Tarefa a cumprir: Copie, sem nenhuma alteração, o trecho da notícia sobre riscos para crianças na internet que vai de "As falas dos" até "unir nesses esforços.".

Documento de origem:
----

17/06/2025 19:06 - Comunicação
Radioagência
Debatedores defendem conscientização geral sobre riscos para crianças na internet
DEBATEDORES DEFENDEM CONSCIENTIZAÇÃO GERAL SOBRE RISCOS PARA CRIANÇAS NA INTERNET. DEPUTADA QUER REUNIR SUGESTÕES PARA APRESENTAR PROJETOS DE LEI SOBRE O ASSUNTO. A REPÓRTER NOELI NOBRETEM MAIS INFORMAÇÕES SOBRE A REUNIÃO.
As falas dos participantes de uma audiência na Câmara dos Deputados apontaram para o envolvimento de vários atores no enfrentamento dos riscos para crianças e adolescentes no ambiente virtual. Governo, família, escola, polícia, Justiça e as plataformas digitais devem ser unir nesses esforços.
A deputada Flávia Morais (PDT-GO) que conduziu o debate na Comissão de Previdência, Assistência Social, Infância, Adolescência e Família, disse que está aberta a sugestões para apresentar projetos de lei sobre o assunto.
“Vocês têm sugestões para que a gente possa elaborar um marco legal de enfrentamento aos males que o acesso descontrolado, desacompanhado e exagerado às redes sociais pode trazer aos nossos jovens e às nossas crianças.”
De acordo com a publicação TIC Kids Online Brasil 2024, 93% dos brasileiros com idade entre 9 e 17 anos é usuária de internet. Muitas vezes sem supervisão, essa população está sujeita a exposição de imagens íntimas, utilização de dados para publicidade direcionada, cyberbullying, discurso de ódio, golpes, abuso sexual e problemas de saúde mental, como ansiedade e depressão.

----

Registros de dados:
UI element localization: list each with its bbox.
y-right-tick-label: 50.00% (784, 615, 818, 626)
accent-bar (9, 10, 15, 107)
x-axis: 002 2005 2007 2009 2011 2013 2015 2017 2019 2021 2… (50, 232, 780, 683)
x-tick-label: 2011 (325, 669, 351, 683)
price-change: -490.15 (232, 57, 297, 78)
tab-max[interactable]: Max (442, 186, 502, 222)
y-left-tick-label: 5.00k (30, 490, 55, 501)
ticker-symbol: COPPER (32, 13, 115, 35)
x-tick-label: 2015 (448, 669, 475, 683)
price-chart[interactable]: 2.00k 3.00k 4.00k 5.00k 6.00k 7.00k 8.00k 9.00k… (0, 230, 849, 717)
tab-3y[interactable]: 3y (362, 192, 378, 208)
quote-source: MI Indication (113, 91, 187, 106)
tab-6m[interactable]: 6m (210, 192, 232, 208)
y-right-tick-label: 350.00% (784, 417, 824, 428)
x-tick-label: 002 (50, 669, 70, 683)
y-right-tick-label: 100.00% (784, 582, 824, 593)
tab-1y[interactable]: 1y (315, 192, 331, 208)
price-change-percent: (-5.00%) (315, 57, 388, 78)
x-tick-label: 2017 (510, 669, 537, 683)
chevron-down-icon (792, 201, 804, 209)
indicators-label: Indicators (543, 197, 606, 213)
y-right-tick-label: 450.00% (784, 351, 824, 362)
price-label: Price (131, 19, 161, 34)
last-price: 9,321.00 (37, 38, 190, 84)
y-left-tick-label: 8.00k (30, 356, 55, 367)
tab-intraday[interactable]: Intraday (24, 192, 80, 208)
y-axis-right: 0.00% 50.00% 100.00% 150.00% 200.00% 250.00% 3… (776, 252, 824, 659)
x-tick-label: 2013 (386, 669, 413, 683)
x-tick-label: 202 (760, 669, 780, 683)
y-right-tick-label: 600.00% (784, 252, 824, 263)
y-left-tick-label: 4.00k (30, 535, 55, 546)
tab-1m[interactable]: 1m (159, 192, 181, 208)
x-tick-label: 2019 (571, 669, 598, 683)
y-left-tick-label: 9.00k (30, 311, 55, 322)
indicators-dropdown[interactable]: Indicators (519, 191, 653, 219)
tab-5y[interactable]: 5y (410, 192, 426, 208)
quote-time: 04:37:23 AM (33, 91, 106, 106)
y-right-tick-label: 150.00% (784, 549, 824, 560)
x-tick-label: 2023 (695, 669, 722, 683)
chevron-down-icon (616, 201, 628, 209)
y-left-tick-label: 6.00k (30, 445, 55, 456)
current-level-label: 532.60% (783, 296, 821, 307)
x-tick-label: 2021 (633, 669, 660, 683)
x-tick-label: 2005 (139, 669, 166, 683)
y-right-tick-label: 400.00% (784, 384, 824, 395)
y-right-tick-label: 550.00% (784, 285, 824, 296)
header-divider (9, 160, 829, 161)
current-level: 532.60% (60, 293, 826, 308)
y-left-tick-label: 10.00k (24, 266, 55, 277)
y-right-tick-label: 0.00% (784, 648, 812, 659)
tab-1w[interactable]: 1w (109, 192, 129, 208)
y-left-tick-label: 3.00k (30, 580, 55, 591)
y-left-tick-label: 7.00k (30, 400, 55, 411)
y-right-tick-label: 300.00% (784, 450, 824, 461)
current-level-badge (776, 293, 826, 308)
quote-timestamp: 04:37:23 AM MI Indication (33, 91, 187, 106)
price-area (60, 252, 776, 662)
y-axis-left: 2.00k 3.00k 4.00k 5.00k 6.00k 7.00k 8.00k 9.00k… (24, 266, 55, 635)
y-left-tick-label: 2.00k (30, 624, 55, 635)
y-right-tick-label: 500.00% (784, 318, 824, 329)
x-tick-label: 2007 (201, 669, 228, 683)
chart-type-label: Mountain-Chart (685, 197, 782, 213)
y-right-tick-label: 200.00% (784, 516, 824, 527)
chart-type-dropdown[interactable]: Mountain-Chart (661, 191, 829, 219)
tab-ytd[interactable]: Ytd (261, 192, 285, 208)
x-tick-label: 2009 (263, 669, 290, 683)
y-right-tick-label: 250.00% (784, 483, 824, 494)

----

Resposta ao exercício:
As falas dos participantes de uma audiência na Câmara dos Deputados apontaram para o envolvimento de vários atores no enfrentamento dos riscos para crianças e adolescentes no ambiente virtual. Governo, família, escola, polícia, Justiça e as plataformas digitais devem ser unir nesses esforços.